• Given problem
From the entries that follow, extract each line holding the string "κόμμα".

Figure collection entries:

──────────────────────────────

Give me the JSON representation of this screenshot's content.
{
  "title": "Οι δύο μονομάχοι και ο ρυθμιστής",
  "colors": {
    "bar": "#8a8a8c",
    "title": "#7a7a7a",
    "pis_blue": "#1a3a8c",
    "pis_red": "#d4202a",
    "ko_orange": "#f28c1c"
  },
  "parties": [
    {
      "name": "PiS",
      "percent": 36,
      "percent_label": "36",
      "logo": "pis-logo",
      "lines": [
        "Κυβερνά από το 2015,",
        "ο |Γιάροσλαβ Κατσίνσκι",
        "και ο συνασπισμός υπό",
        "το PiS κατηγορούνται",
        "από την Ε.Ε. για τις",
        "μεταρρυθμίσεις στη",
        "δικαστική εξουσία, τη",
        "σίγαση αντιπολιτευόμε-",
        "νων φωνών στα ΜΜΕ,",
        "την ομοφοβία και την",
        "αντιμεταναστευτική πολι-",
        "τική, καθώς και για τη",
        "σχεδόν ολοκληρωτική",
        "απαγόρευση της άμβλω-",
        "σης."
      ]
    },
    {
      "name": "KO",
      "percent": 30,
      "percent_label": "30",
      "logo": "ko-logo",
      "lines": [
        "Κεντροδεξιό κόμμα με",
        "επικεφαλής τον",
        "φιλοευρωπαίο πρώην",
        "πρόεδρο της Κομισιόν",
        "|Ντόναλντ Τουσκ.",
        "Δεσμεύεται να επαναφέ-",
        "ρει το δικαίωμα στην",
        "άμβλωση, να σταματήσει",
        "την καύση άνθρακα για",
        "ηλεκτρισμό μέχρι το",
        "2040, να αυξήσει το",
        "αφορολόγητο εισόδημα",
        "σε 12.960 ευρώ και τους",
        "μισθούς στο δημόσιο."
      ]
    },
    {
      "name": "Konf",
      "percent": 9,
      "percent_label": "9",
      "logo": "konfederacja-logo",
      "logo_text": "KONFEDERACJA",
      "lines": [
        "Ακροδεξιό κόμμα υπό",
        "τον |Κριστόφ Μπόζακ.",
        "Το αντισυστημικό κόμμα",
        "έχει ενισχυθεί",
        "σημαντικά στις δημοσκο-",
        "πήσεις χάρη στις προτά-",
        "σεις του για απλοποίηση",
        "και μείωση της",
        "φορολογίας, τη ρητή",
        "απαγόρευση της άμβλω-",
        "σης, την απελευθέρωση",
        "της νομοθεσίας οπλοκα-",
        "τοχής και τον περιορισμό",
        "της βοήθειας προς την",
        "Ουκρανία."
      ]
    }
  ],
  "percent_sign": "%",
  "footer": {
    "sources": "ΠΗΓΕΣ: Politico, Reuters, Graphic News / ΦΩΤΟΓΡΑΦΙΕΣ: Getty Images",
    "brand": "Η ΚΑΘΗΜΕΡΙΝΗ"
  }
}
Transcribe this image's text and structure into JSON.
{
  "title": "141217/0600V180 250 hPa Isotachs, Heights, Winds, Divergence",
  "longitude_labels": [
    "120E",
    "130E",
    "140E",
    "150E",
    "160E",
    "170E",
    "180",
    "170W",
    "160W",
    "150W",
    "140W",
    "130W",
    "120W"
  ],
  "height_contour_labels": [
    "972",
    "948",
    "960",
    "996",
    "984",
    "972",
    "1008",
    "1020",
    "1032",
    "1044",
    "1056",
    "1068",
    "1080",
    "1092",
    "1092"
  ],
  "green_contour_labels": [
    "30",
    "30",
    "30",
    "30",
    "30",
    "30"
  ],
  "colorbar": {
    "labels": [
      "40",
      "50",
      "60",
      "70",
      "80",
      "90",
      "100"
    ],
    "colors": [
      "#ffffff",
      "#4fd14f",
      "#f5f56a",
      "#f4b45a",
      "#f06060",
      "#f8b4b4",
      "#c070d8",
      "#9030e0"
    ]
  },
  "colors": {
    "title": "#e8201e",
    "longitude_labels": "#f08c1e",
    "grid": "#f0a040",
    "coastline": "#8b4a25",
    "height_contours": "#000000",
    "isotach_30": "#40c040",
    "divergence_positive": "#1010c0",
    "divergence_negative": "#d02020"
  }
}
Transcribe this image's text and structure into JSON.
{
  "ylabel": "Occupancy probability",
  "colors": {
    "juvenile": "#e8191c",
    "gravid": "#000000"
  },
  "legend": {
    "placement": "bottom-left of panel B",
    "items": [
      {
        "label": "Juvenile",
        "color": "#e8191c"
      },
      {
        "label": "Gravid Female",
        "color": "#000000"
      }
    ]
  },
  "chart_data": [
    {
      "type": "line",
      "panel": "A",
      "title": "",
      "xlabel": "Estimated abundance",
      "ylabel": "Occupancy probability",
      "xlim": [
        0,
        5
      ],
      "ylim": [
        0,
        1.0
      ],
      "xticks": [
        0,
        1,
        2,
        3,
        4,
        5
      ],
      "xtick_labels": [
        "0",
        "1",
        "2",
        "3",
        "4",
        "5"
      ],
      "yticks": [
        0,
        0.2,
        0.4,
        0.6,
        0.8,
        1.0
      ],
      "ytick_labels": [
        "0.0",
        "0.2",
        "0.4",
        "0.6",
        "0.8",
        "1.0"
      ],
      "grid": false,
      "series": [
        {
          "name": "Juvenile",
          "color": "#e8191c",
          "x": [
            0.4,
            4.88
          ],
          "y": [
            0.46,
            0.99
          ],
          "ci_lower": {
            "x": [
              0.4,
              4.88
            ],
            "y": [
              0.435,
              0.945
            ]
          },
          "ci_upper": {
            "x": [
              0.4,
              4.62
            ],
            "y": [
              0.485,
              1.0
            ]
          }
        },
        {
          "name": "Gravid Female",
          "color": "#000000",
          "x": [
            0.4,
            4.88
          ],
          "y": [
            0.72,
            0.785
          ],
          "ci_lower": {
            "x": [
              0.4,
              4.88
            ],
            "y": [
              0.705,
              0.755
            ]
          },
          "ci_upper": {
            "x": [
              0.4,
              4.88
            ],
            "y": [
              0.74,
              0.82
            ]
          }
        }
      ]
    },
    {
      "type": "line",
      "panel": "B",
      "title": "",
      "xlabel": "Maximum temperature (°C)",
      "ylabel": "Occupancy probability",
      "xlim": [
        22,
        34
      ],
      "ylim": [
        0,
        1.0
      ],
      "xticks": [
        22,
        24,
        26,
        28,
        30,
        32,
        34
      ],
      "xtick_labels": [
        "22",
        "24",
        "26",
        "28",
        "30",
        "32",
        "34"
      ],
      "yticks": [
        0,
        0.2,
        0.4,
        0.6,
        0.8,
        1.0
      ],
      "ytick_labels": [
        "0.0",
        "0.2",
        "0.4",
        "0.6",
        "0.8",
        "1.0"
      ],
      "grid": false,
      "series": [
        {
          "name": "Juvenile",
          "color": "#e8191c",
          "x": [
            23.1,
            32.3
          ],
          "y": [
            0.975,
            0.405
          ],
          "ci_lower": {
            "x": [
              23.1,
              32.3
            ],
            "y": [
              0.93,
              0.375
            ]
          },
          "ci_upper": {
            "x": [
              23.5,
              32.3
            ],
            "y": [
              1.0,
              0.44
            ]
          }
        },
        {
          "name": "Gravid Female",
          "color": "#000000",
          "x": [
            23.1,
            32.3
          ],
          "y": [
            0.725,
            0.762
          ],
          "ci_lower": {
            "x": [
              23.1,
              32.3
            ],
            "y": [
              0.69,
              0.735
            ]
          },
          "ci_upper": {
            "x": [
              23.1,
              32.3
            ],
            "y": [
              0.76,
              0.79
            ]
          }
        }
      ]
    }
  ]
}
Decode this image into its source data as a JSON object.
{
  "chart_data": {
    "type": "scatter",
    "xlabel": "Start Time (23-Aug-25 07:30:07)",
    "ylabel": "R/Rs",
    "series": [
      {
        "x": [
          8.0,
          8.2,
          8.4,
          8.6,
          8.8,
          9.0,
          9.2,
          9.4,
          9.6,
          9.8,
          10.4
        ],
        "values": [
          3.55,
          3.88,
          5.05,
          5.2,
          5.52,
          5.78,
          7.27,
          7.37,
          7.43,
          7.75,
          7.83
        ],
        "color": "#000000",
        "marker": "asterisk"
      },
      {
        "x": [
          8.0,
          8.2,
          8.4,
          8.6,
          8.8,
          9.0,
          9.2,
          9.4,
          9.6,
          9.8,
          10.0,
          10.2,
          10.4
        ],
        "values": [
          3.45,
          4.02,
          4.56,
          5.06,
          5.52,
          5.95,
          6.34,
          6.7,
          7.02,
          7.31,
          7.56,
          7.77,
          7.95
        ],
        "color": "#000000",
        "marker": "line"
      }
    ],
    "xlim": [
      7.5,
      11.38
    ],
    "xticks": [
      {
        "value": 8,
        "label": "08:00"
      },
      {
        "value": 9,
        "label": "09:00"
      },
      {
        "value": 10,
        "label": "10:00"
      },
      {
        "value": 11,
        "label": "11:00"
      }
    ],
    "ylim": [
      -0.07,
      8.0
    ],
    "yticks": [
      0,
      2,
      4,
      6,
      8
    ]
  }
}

──────────────────────────────

• Answer to the problem
        "Κεντροδεξιό κόμμα με",
        "Ακροδεξιό κόμμα υπό",
        "Το αντισυστημικό κόμμα",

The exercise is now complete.